What is expected
Retype the data below without altering anything.

Collected data entries
[START]

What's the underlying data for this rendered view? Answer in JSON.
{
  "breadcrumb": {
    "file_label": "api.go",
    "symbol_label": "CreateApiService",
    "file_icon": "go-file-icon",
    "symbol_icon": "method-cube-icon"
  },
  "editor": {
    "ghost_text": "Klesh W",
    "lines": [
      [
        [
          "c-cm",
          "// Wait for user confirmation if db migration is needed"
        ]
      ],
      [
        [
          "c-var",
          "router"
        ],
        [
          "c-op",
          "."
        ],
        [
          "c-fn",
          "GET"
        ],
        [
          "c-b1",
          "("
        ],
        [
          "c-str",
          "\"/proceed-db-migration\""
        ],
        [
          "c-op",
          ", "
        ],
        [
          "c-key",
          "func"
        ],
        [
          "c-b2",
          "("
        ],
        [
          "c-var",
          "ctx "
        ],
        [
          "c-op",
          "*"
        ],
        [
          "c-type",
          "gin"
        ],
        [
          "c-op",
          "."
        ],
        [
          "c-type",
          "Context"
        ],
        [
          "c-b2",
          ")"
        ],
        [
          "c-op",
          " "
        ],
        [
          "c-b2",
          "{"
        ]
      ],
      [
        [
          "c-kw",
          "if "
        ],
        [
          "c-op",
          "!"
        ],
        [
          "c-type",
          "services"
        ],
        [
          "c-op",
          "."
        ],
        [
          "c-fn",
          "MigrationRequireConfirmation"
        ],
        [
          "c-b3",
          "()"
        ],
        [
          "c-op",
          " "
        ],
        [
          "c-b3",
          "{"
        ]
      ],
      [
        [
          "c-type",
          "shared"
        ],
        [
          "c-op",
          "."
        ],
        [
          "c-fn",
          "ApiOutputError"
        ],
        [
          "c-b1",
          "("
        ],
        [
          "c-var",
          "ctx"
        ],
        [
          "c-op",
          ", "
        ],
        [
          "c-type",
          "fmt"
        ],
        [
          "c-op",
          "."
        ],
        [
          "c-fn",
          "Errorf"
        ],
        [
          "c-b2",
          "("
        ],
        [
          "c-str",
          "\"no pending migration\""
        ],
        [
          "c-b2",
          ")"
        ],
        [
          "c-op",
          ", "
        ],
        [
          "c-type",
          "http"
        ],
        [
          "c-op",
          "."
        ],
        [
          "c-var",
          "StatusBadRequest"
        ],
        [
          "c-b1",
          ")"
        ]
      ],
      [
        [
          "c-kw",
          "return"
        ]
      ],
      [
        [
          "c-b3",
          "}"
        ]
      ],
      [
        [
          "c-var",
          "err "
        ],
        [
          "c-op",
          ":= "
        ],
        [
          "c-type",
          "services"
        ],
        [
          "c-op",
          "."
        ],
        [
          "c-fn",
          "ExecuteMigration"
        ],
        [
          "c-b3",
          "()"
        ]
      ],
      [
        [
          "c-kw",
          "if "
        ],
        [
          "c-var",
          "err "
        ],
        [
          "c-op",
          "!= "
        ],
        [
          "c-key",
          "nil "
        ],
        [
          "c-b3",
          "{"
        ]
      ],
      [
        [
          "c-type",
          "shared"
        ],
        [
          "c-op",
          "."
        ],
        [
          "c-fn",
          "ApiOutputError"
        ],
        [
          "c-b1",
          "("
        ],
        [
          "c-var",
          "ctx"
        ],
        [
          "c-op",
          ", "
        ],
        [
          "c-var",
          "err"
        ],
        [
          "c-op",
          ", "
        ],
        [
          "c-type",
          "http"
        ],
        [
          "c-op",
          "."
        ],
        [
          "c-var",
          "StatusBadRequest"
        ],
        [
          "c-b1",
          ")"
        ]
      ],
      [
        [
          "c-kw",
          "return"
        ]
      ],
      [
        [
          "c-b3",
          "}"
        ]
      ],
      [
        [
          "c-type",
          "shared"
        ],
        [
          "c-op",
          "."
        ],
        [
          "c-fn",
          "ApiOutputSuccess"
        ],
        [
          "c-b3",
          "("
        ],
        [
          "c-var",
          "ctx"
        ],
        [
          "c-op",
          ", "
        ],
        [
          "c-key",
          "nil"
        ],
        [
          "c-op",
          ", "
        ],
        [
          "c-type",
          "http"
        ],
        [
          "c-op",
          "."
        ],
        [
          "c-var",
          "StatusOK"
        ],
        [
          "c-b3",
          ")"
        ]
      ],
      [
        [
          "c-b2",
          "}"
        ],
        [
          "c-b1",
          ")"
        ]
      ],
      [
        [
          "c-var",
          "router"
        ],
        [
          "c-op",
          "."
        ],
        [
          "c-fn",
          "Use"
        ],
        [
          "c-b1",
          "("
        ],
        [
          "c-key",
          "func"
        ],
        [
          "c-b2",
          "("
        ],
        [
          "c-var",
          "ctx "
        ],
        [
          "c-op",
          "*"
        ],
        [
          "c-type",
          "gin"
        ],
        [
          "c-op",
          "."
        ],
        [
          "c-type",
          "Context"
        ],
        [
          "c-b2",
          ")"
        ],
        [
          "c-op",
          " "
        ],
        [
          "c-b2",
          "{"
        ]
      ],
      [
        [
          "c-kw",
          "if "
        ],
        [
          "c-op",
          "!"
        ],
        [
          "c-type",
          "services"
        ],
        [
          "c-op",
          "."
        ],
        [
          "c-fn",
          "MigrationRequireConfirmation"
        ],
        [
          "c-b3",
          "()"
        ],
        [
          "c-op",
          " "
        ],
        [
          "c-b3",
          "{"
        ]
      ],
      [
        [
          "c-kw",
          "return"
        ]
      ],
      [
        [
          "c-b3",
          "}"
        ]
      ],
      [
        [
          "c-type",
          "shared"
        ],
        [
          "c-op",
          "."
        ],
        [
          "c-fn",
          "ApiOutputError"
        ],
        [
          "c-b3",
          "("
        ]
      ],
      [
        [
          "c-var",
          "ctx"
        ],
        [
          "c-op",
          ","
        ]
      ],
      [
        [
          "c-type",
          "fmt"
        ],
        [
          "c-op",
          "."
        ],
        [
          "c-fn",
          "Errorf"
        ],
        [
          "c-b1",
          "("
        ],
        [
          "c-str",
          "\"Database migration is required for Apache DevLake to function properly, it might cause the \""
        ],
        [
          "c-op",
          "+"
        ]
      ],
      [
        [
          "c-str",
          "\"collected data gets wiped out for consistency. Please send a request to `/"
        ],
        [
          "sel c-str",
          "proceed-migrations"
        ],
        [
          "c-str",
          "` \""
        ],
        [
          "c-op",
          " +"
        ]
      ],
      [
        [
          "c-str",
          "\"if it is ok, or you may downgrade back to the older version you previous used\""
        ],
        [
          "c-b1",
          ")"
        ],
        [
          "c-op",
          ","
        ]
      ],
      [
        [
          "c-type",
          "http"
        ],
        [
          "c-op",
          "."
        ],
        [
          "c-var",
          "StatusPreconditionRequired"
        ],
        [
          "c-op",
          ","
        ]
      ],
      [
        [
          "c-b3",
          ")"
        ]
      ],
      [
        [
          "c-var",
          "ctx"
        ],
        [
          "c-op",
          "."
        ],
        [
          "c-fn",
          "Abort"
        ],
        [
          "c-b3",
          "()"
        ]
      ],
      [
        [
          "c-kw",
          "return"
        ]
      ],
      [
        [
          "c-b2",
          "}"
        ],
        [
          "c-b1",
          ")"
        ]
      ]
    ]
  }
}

[END]

Task response
What's the underlying data for this rendered view? Answer in JSON.
{
  "breadcrumb": {
    "file_label": "api.go",
    "symbol_label": "CreateApiService",
    "file_icon": "go-file-icon",
    "symbol_icon": "method-cube-icon"
  },
  "editor": {
    "ghost_text": "Klesh W",
    "lines": [
      [
        [
          "c-cm",
          "// Wait for user confirmation if db migration is needed"
        ]
      ],
      [
        [
          "c-var",
          "router"
        ],
        [
          "c-op",
          "."
        ],
        [
          "c-fn",
          "GET"
        ],
        [
          "c-b1",
          "("
        ],
        [
          "c-str",
          "\"/proceed-db-migration\""
        ],
        [
          "c-op",
          ", "
        ],
        [
          "c-key",
          "func"
        ],
        [
          "c-b2",
          "("
        ],
        [
          "c-var",
          "ctx "
        ],
        [
          "c-op",
          "*"
        ],
        [
          "c-type",
          "gin"
        ],
        [
          "c-op",
          "."
        ],
        [
          "c-type",
          "Context"
        ],
        [
          "c-b2",
          ")"
        ],
        [
          "c-op",
          " "
        ],
        [
          "c-b2",
          "{"
        ]
      ],
      [
        [
          "c-kw",
          "if "
        ],
        [
          "c-op",
          "!"
        ],
        [
          "c-type",
          "services"
        ],
        [
          "c-op",
          "."
        ],
        [
          "c-fn",
          "MigrationRequireConfirmation"
        ],
        [
          "c-b3",
          "()"
        ],
        [
          "c-op",
          " "
        ],
        [
          "c-b3",
          "{"
        ]
      ],
      [
        [
          "c-type",
          "shared"
        ],
        [
          "c-op",
          "."
        ],
        [
          "c-fn",
          "ApiOutputError"
        ],
        [
          "c-b1",
          "("
        ],
        [
          "c-var",
          "ctx"
        ],
        [
          "c-op",
          ", "
        ],
        [
          "c-type",
          "fmt"
        ],
        [
          "c-op",
          "."
        ],
        [
          "c-fn",
          "Errorf"
        ],
        [
          "c-b2",
          "("
        ],
        [
          "c-str",
          "\"no pending migration\""
        ],
        [
          "c-b2",
          ")"
        ],
        [
          "c-op",
          ", "
        ],
        [
          "c-type",
          "http"
        ],
        [
          "c-op",
          "."
        ],
        [
          "c-var",
          "StatusBadRequest"
        ],
        [
          "c-b1",
          ")"
        ]
      ],
      [
        [
          "c-kw",
          "return"
        ]
      ],
      [
        [
          "c-b3",
          "}"
        ]
      ],
      [
        [
          "c-var",
          "err "
        ],
        [
          "c-op",
          ":= "
        ],
        [
          "c-type",
          "services"
        ],
        [
          "c-op",
          "."
        ],
        [
          "c-fn",
          "ExecuteMigration"
        ],
        [
          "c-b3",
          "()"
        ]
      ],
      [
        [
          "c-kw",
          "if "
        ],
        [
          "c-var",
          "err "
        ],
        [
          "c-op",
          "!= "
        ],
        [
          "c-key",
          "nil "
        ],
        [
          "c-b3",
          "{"
        ]
      ],
      [
        [
          "c-type",
          "shared"
        ],
        [
          "c-op",
          "."
        ],
        [
          "c-fn",
          "ApiOutputError"
        ],
        [
          "c-b1",
          "("
        ],
        [
          "c-var",
          "ctx"
        ],
        [
          "c-op",
          ", "
        ],
        [
          "c-var",
          "err"
        ],
        [
          "c-op",
          ", "
        ],
        [
          "c-type",
          "http"
        ],
        [
          "c-op",
          "."
        ],
        [
          "c-var",
          "StatusBadRequest"
        ],
        [
          "c-b1",
          ")"
        ]
      ],
      [
        [
          "c-kw",
          "return"
        ]
      ],
      [
        [
          "c-b3",
          "}"
        ]
      ],
      [
        [
          "c-type",
          "shared"
        ],
        [
          "c-op",
          "."
        ],
        [
          "c-fn",
          "ApiOutputSuccess"
        ],
        [
          "c-b3",
          "("
        ],
        [
          "c-var",
          "ctx"
        ],
        [
          "c-op",
          ", "
        ],
        [
          "c-key",
          "nil"
        ],
        [
          "c-op",
          ", "
        ],
        [
          "c-type",
          "http"
        ],
        [
          "c-op",
          "."
        ],
        [
          "c-var",
          "StatusOK"
        ],
        [
          "c-b3",
          ")"
        ]
      ],
      [
        [
          "c-b2",
          "}"
        ],
        [
          "c-b1",
          ")"
        ]
      ],
      [
        [
          "c-var",
          "router"
        ],
        [
          "c-op",
          "."
        ],
        [
          "c-fn",
          "Use"
        ],
        [
          "c-b1",
          "("
        ],
        [
          "c-key",
          "func"
        ],
        [
          "c-b2",
          "("
        ],
        [
          "c-var",
          "ctx "
        ],
        [
          "c-op",
          "*"
        ],
        [
          "c-type",
          "gin"
        ],
        [
          "c-op",
          "."
        ],
        [
          "c-type",
          "Context"
        ],
        [
          "c-b2",
          ")"
        ],
        [
          "c-op",
          " "
        ],
        [
          "c-b2",
          "{"
        ]
      ],
      [
        [
          "c-kw",
          "if "
        ],
        [
          "c-op",
          "!"
        ],
        [
          "c-type",
          "services"
        ],
        [
          "c-op",
          "."
        ],
        [
          "c-fn",
          "MigrationRequireConfirmation"
        ],
        [
          "c-b3",
          "()"
        ],
        [
          "c-op",
          " "
        ],
        [
          "c-b3",
          "{"
        ]
      ],
      [
        [
          "c-kw",
          "return"
        ]
      ],
      [
        [
          "c-b3",
          "}"
        ]
      ],
      [
        [
          "c-type",
          "shared"
        ],
        [
          "c-op",
          "."
        ],
        [
          "c-fn",
          "ApiOutputError"
        ],
        [
          "c-b3",
          "("
        ]
      ],
      [
        [
          "c-var",
          "ctx"
        ],
        [
          "c-op",
          ","
        ]
      ],
      [
        [
          "c-type",
          "fmt"
        ],
        [
          "c-op",
          "."
        ],
        [
          "c-fn",
          "Errorf"
        ],
        [
          "c-b1",
          "("
        ],
        [
          "c-str",
          "\"Database migration is required for Apache DevLake to function properly, it might cause the \""
        ],
        [
          "c-op",
          "+"
        ]
      ],
      [
        [
          "c-str",
          "\"collected data gets wiped out for consistency. Please send a request to `/"
        ],
        [
          "sel c-str",
          "proceed-migrations"
        ],
        [
          "c-str",
          "` \""
        ],
        [
          "c-op",
          " +"
        ]
      ],
      [
        [
          "c-str",
          "\"if it is ok, or you may downgrade back to the older version you previous used\""
        ],
        [
          "c-b1",
          ")"
        ],
        [
          "c-op",
          ","
        ]
      ],
      [
        [
          "c-type",
          "http"
        ],
        [
          "c-op",
          "."
        ],
        [
          "c-var",
          "StatusPreconditionRequired"
        ],
        [
          "c-op",
          ","
        ]
      ],
      [
        [
          "c-b3",
          ")"
        ]
      ],
      [
        [
          "c-var",
          "ctx"
        ],
        [
          "c-op",
          "."
        ],
        [
          "c-fn",
          "Abort"
        ],
        [
          "c-b3",
          "()"
        ]
      ],
      [
        [
          "c-kw",
          "return"
        ]
      ],
      [
        [
          "c-b2",
          "}"
        ],
        [
          "c-b1",
          ")"
        ]
      ]
    ]
  }
}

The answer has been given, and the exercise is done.